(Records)

★ ★ ★ ★ ★ ★ ★

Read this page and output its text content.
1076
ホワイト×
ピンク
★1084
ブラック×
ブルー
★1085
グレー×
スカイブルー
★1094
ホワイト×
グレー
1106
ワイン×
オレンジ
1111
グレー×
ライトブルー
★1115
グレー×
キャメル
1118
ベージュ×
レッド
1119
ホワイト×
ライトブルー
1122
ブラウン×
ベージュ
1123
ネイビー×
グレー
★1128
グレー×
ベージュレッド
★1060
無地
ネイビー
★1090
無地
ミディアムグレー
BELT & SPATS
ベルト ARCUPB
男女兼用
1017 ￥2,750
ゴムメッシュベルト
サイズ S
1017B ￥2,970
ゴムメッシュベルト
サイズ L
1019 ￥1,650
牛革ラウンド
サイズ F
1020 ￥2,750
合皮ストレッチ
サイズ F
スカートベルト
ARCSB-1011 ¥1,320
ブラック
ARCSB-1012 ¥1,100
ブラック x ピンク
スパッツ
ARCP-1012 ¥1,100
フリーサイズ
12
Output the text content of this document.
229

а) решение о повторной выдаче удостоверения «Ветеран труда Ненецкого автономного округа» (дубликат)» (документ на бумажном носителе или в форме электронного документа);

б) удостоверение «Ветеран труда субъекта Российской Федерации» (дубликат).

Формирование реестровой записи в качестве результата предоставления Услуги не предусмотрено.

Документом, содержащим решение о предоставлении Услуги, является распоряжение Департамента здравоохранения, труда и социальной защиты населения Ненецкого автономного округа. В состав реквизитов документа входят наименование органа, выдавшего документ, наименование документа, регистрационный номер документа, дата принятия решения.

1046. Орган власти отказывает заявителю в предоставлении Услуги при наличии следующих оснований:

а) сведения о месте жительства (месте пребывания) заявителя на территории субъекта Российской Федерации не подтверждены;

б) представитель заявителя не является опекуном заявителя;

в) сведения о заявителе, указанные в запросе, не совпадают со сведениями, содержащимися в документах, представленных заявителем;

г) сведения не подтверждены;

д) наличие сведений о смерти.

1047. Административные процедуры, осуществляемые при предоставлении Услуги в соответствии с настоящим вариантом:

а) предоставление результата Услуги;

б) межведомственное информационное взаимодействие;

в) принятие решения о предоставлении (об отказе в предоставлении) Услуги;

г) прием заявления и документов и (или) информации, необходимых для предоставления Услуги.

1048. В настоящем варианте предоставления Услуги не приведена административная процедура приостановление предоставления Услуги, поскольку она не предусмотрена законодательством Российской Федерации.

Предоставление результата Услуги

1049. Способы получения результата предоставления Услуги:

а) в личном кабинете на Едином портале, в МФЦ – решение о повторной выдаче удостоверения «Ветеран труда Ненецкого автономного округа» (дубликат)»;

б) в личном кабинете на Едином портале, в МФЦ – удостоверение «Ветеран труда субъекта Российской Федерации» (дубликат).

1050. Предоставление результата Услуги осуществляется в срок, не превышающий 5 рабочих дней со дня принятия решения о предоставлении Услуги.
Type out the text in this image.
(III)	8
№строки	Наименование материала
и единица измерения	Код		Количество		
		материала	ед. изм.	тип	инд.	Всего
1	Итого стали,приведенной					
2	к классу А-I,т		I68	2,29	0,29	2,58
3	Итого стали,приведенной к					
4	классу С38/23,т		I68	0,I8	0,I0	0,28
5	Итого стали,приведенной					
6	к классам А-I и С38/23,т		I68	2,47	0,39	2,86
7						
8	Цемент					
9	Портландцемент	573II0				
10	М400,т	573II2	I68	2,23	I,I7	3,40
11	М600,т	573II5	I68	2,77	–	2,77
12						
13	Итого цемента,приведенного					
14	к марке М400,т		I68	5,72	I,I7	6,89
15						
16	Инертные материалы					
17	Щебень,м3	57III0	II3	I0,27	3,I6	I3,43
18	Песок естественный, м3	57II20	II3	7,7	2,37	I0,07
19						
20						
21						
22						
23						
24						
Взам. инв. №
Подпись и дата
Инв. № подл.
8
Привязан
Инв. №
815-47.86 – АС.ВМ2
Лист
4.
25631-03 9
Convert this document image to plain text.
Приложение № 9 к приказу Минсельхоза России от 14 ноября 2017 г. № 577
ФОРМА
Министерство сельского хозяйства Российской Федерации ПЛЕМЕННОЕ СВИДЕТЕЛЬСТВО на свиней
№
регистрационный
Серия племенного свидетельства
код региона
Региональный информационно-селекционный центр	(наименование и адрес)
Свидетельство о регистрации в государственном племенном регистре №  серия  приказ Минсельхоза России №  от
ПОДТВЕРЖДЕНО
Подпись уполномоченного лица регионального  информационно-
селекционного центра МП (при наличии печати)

★ ★ ★ ★ ★ ★ ★

▶ **What is needed**
Look through the listing and extract every line with "повторной" in it.

▶ **Exercise output**
а) решение о повторной выдаче удостоверения «Ветеран труда Ненецкого автономного округа» (дубликат)» (документ на бумажном носителе или в форме электронного документа);
а) в личном кабинете на Едином портале, в МФЦ – решение о повторной выдаче удостоверения «Ветеран труда Ненецкого автономного округа» (дубликат)»;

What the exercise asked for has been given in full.